Material provided -
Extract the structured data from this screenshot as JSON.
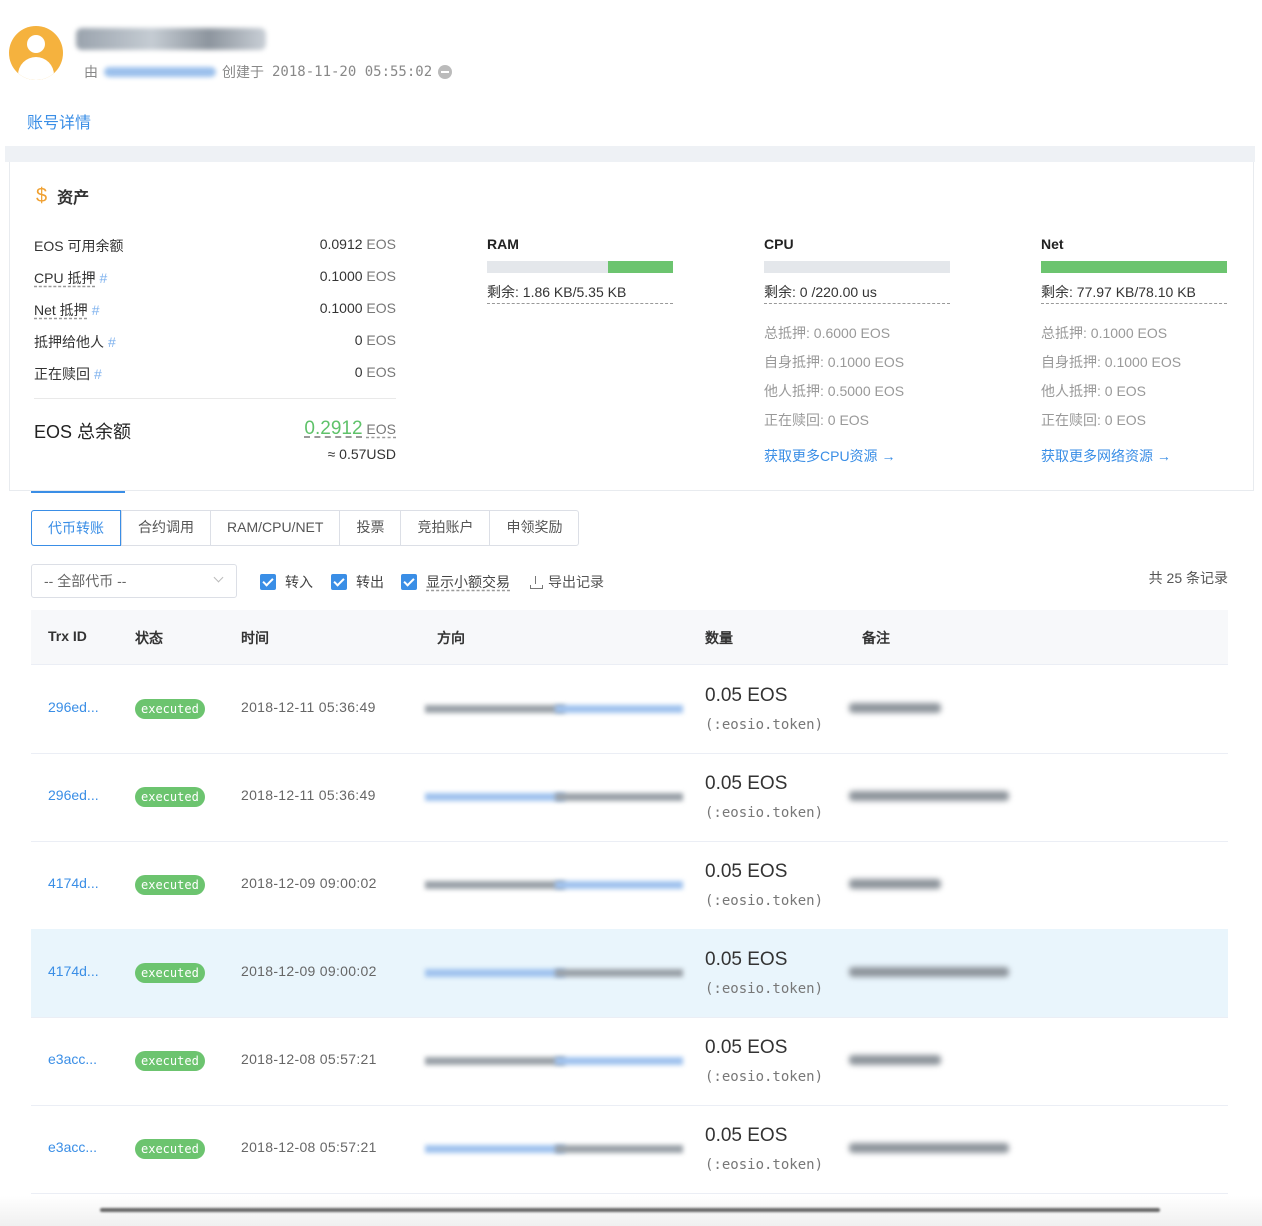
{
  "header": {
    "by_label": "由",
    "created_label": "创建于",
    "created_time": "2018-11-20 05:55:02"
  },
  "main_tab": "账号详情",
  "assets": {
    "title": "资产",
    "rows": [
      {
        "label": "EOS 可用余额",
        "value": "0.0912",
        "unit": "EOS",
        "hash": ""
      },
      {
        "label": "CPU 抵押",
        "value": "0.1000",
        "unit": "EOS",
        "hash": "#"
      },
      {
        "label": "Net 抵押",
        "value": "0.1000",
        "unit": "EOS",
        "hash": "#"
      },
      {
        "label": "抵押给他人",
        "value": "0",
        "unit": "EOS",
        "hash": "#"
      },
      {
        "label": "正在赎回",
        "value": "0",
        "unit": "EOS",
        "hash": "#"
      }
    ],
    "total_label": "EOS 总余额",
    "total_value": "0.2912",
    "total_unit": "EOS",
    "usd": "≈ 0.57USD"
  },
  "resources": {
    "ram": {
      "title": "RAM",
      "remain": "剩余: 1.86 KB/5.35 KB",
      "used_fraction": 0.65
    },
    "cpu": {
      "title": "CPU",
      "remain": "剩余: 0 /220.00 us",
      "used_fraction": 1.0,
      "stats": [
        "总抵押: 0.6000 EOS",
        "自身抵押: 0.1000 EOS",
        "他人抵押: 0.5000 EOS",
        "正在赎回: 0 EOS"
      ],
      "link": "获取更多CPU资源 →"
    },
    "net": {
      "title": "Net",
      "remain": "剩余: 77.97 KB/78.10 KB",
      "used_fraction": 0.0,
      "stats": [
        "总抵押: 0.1000 EOS",
        "自身抵押: 0.1000 EOS",
        "他人抵押: 0 EOS",
        "正在赎回: 0 EOS"
      ],
      "link": "获取更多网络资源 →"
    }
  },
  "sub_tabs": [
    "代币转账",
    "合约调用",
    "RAM/CPU/NET",
    "投票",
    "竞拍账户",
    "申领奖励"
  ],
  "filters": {
    "token_select": "-- 全部代币 --",
    "checkbox_in": "转入",
    "checkbox_out": "转出",
    "checkbox_small": "显示小额交易",
    "export": "导出记录",
    "count": "共 25 条记录"
  },
  "table": {
    "headers": [
      "Trx ID",
      "状态",
      "时间",
      "方向",
      "数量",
      "备注"
    ],
    "rows": [
      {
        "trx": "296ed...",
        "status": "executed",
        "time": "2018-12-11 05:36:49",
        "qty": "0.05 EOS",
        "contract": "(:eosio.token)"
      },
      {
        "trx": "296ed...",
        "status": "executed",
        "time": "2018-12-11 05:36:49",
        "qty": "0.05 EOS",
        "contract": "(:eosio.token)"
      },
      {
        "trx": "4174d...",
        "status": "executed",
        "time": "2018-12-09 09:00:02",
        "qty": "0.05 EOS",
        "contract": "(:eosio.token)"
      },
      {
        "trx": "4174d...",
        "status": "executed",
        "time": "2018-12-09 09:00:02",
        "qty": "0.05 EOS",
        "contract": "(:eosio.token)"
      },
      {
        "trx": "e3acc...",
        "status": "executed",
        "time": "2018-12-08 05:57:21",
        "qty": "0.05 EOS",
        "contract": "(:eosio.token)"
      },
      {
        "trx": "e3acc...",
        "status": "executed",
        "time": "2018-12-08 05:57:21",
        "qty": "0.05 EOS",
        "contract": "(:eosio.token)"
      }
    ]
  },
  "colors": {
    "accent": "#3a8ee6",
    "success": "#6cc46f",
    "highlight_row": "#e9f5fc",
    "avatar": "#f5b23e"
  }
}
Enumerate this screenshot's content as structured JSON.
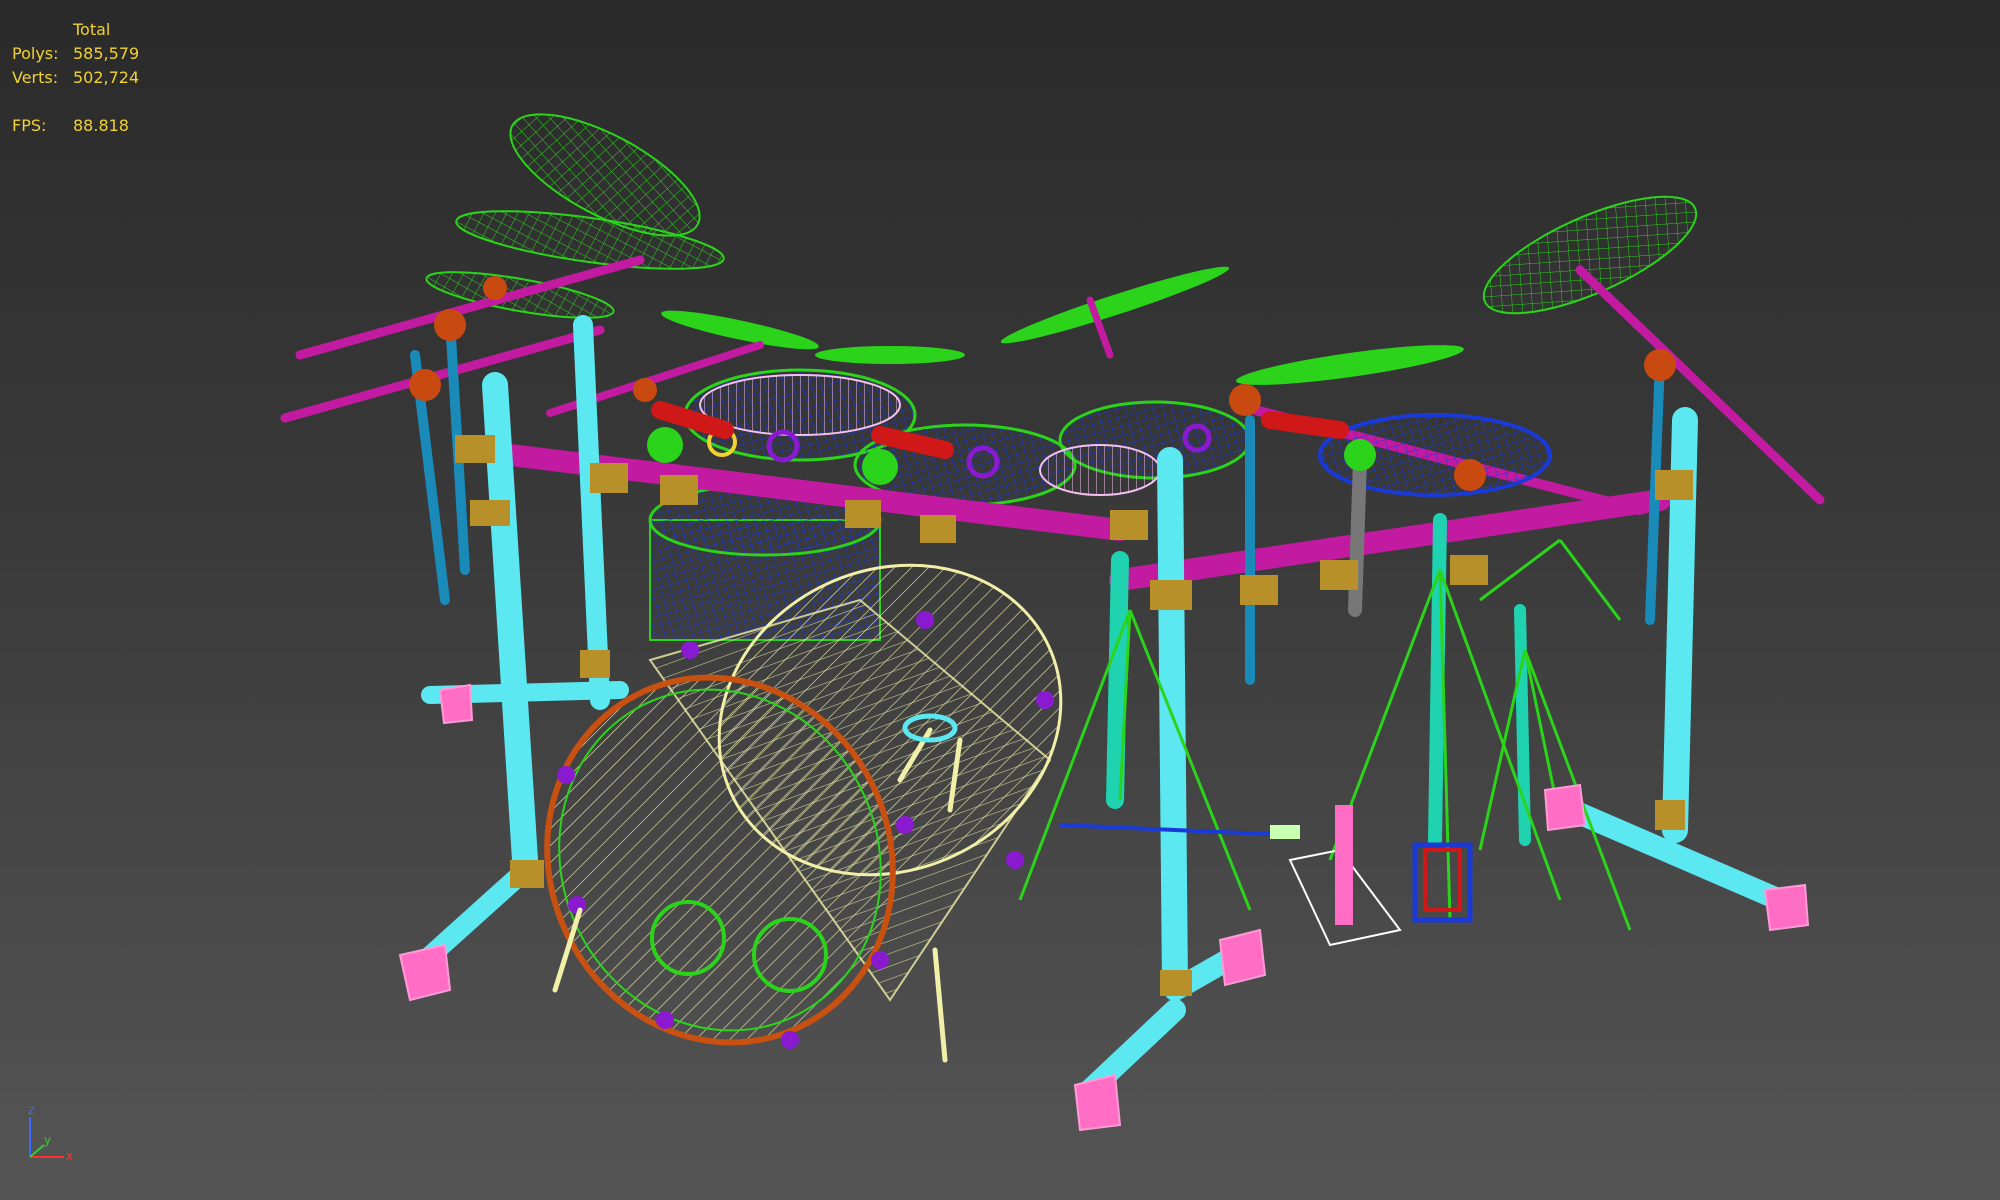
{
  "stats": {
    "header": "Total",
    "polys_label": "Polys:",
    "polys_value": "585,579",
    "verts_label": "Verts:",
    "verts_value": "502,724",
    "fps_label": "FPS:",
    "fps_value": "88.818"
  },
  "axis": {
    "z": "z",
    "y": "y",
    "x": "x"
  },
  "colors": {
    "stats_text": "#f2d230",
    "cymbal": "#2bd41a",
    "stand": "#5ce8f0",
    "rack_bar": "#c21aa0",
    "clamp": "#b8902a",
    "shell": "#f0f0a8",
    "hoop": "#c85010",
    "lug": "#8a1ad0",
    "foot": "#ff6ec4",
    "tom_blue": "#1a3ad8",
    "arm_red": "#d01818"
  }
}
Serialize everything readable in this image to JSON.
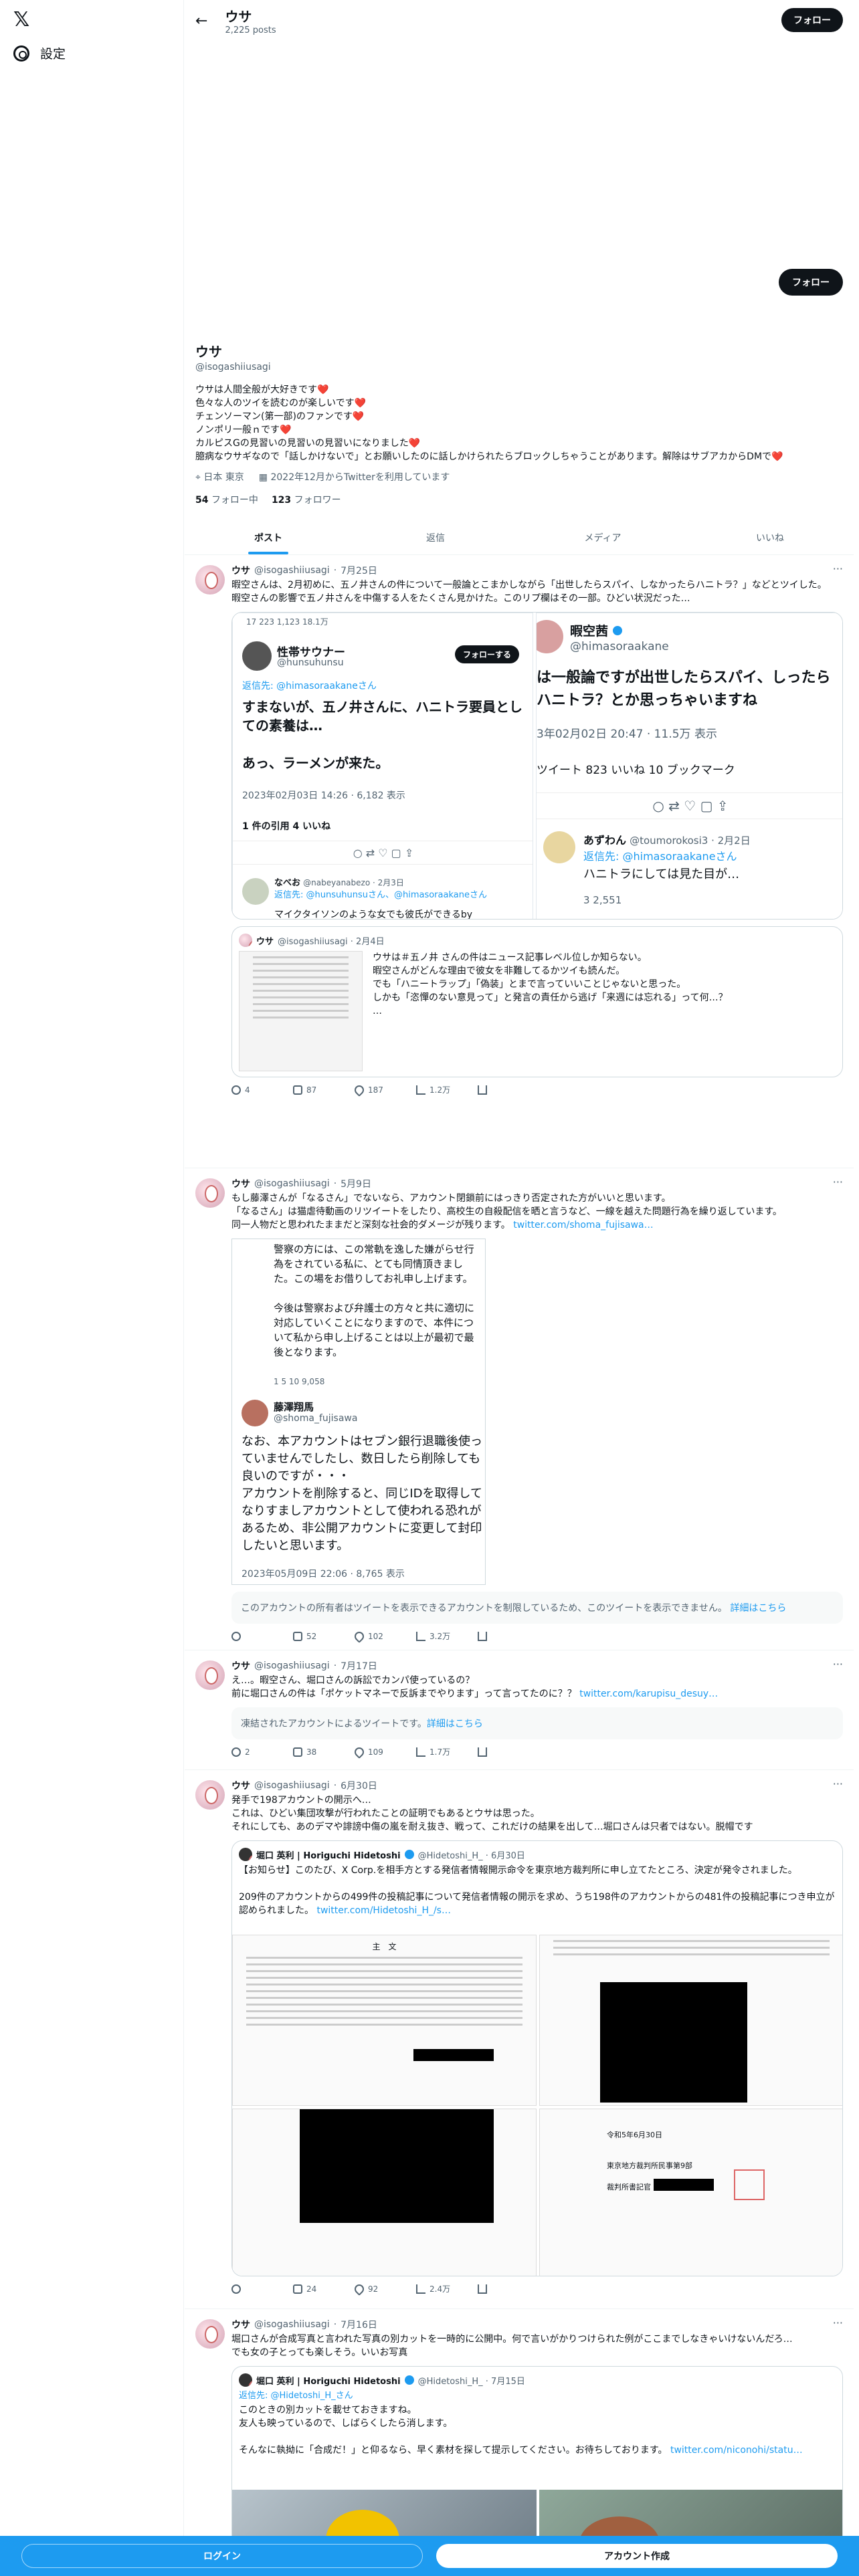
{
  "nav": {
    "settings": "設定"
  },
  "header": {
    "name": "ウサ",
    "posts": "2,225 posts",
    "follow": "フォロー"
  },
  "profile": {
    "name": "ウサ",
    "handle": "@isogashiiusagi",
    "bio": "ウサは人間全般が大好きです❤️\n色々な人のツイを読むのが楽しいです❤️\nチェンソーマン(第一部)のファンです❤️\nノンポリ一般ｎです❤️\nカルピスGの見習いの見習いの見習いになりました❤️\n臆病なウサギなので「話しかけないで」とお願いしたのに話しかけられたらブロックしちゃうことがあります。解除はサブアカからDMで❤️",
    "location": "日本 東京",
    "joined": "2022年12月からTwitterを利用しています",
    "following_count": "54",
    "following_label": "フォロー中",
    "followers_count": "123",
    "followers_label": "フォロワー"
  },
  "tabs": [
    "ポスト",
    "返信",
    "メディア",
    "いいね"
  ],
  "tweets": [
    {
      "name": "ウサ",
      "handle": "@isogashiiusagi",
      "date": "7月25日",
      "text": "暇空さんは、2月初めに、五ノ井さんの件について一般論とこまかしながら「出世したらスパイ、しなかったらハニトラ？」などとツイした。\n暇空さんの影響で五ノ井さんを中傷する人をたくさん見かけた。このリプ欄はその一部。ひどい状況だった…",
      "shot1": {
        "top_stats": "17   223   1,123   18.1万",
        "name": "性帯サウナー",
        "handle": "@hunsuhunsu",
        "follow": "フォローする",
        "reply_to": "返信先: @himasoraakaneさん",
        "body": "すまないが、五ノ井さんに、ハニトラ要員としての素養は…\n\nあっ、ラーメンが来た。",
        "time": "2023年02月03日 14:26 · 6,182 表示",
        "quotes": "1 件の引用  4 いいね",
        "r_name": "なべお",
        "r_handle": "@nabeyanabezo · 2月3日",
        "r_to": "返信先: @hunsuhunsuさん、@himasoraakaneさん",
        "r_body": "マイクタイソンのような女でも彼氏ができるby"
      },
      "shot2": {
        "name": "暇空茜",
        "handle": "@himasoraakane",
        "body": "は一般論ですが出世したらスパイ、しったらハニトラ？とか思っちゃいますね",
        "time": "3年02月02日 20:47 · 11.5万 表示",
        "stats": "ツイート 823 いいね 10 ブックマーク",
        "r_name": "あずわん",
        "r_handle": "@toumorokosi3 · 2月2日",
        "r_to": "返信先: @himasoraakaneさん",
        "r_body": "ハニトラにしては見た目が…",
        "r_stats": "3   2,551"
      },
      "quote": {
        "name": "ウサ",
        "handle": "@isogashiiusagi · 2月4日",
        "text": "ウサは＃五ノ井 さんの件はニュース記事レベル位しか知らない。\n暇空さんがどんな理由で彼女を非難してるかツイも読んだ。\nでも「ハニートラップ」「偽装」とまで言っていいことじゃないと思った。\nしかも「恣憚のない意見って」と発言の責任から逃げ「来週には忘れる」って何…？\n…"
      },
      "actions": [
        "4",
        "87",
        "187",
        "1.2万"
      ]
    },
    {
      "name": "ウサ",
      "handle": "@isogashiiusagi",
      "date": "5月9日",
      "text": "もし藤澤さんが「なるさん」でないなら、アカウント閉鎖前にはっきり否定された方がいいと思います。\n「なるさん」は猫虐待動画のリツイートをしたり、高校生の自殺配信を晒と言うなど、一線を越えた問題行為を繰り返しています。\n同一人物だと思われたままだと深刻な社会的ダメージが残ります。",
      "link": "twitter.com/shoma_fujisawa…",
      "shot": {
        "body1": "警察の方には、この常軌を逸した嫌がらせ行為をされている私に、とても同情頂きました。この場をお借りしてお礼申し上げます。\n\n今後は警察および弁護士の方々と共に適切に対応していくことになりますので、本件について私から申し上げることは以上が最初で最後となります。",
        "stats": "1   5   10   9,058",
        "name": "藤澤翔馬",
        "handle": "@shoma_fujisawa",
        "body2": "なお、本アカウントはセブン銀行退職後使っていませんでしたし、数日したら削除しても良いのですが・・・\nアカウントを削除すると、同じIDを取得してなりすましアカウントとして使われる恐れがあるため、非公開アカウントに変更して封印したいと思います。",
        "time": "2023年05月09日 22:06 · 8,765 表示"
      },
      "restricted": "このアカウントの所有者はツイートを表示できるアカウントを制限しているため、このツイートを表示できません。",
      "restricted_link": "詳細はこちら",
      "actions": [
        "",
        "52",
        "102",
        "3.2万"
      ]
    },
    {
      "name": "ウサ",
      "handle": "@isogashiiusagi",
      "date": "7月17日",
      "text": "え…。暇空さん、堀口さんの訴訟でカンパ使っているの？\n前に堀口さんの件は「ポケットマネーで反訴までやります」って言ってたのに？？",
      "link": "twitter.com/karupisu_desuy…",
      "restricted": "凍結されたアカウントによるツイートです。",
      "restricted_link": "詳細はこちら",
      "actions": [
        "2",
        "38",
        "109",
        "1.7万"
      ]
    },
    {
      "name": "ウサ",
      "handle": "@isogashiiusagi",
      "date": "6月30日",
      "text": "発手で198アカウントの開示へ…\nこれは、ひどい集団攻撃が行われたことの証明でもあるとウサは思った。\nそれにしても、あのデマや誹謗中傷の嵐を耐え抜き、戦って、これだけの結果を出して…堀口さんは只者ではない。脱帽です",
      "quote": {
        "name": "堀口 英利 | Horiguchi Hidetoshi",
        "handle": "@Hidetoshi_H_ · 6月30日",
        "text": "【お知らせ】このたび、X Corp.を相手方とする発信者情報開示命令を東京地方裁判所に申し立てたところ、決定が発令されました。\n\n209件のアカウントからの499件の投稿記事について発信者情報の開示を求め、うち198件のアカウントからの481件の投稿記事につき申立が認められました。",
        "link": "twitter.com/Hidetoshi_H_/s…",
        "doc1": "主　文",
        "doc2": "令和5年6月30日",
        "doc3": "東京地方裁判所民事第9部",
        "doc4": "裁判所書記官"
      },
      "actions": [
        "",
        "24",
        "92",
        "2.4万"
      ]
    },
    {
      "name": "ウサ",
      "handle": "@isogashiiusagi",
      "date": "7月16日",
      "text": "堀口さんが合成写真と言われた写真の別カットを一時的に公開中。何で言いがかりつけられた例がここまでしなきゃいけないんだろ…\nでも女の子とっても楽しそう。いいお写真",
      "quote": {
        "name": "堀口 英利 | Horiguchi Hidetoshi",
        "handle": "@Hidetoshi_H_ · 7月15日",
        "reply_to": "返信先: @Hidetoshi_H_さん",
        "text": "このときの別カットを載せておきますね。\n友人も映っているので、しばらくしたら消します。\n\nそんなに執拗に「合成だ！」と仰るなら、早く素材を探して提示してください。お待ちしております。",
        "link": "twitter.com/niconohi/statu…"
      }
    }
  ],
  "bottom": {
    "login": "ログイン",
    "signup": "アカウント作成"
  }
}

Set task -
Check each line of the entries for the string "date". Copy the lines that have it.

Full output -
      "date": "7月25日",
      "date": "5月9日",
      "date": "7月17日",
      "date": "6月30日",
      "date": "7月16日",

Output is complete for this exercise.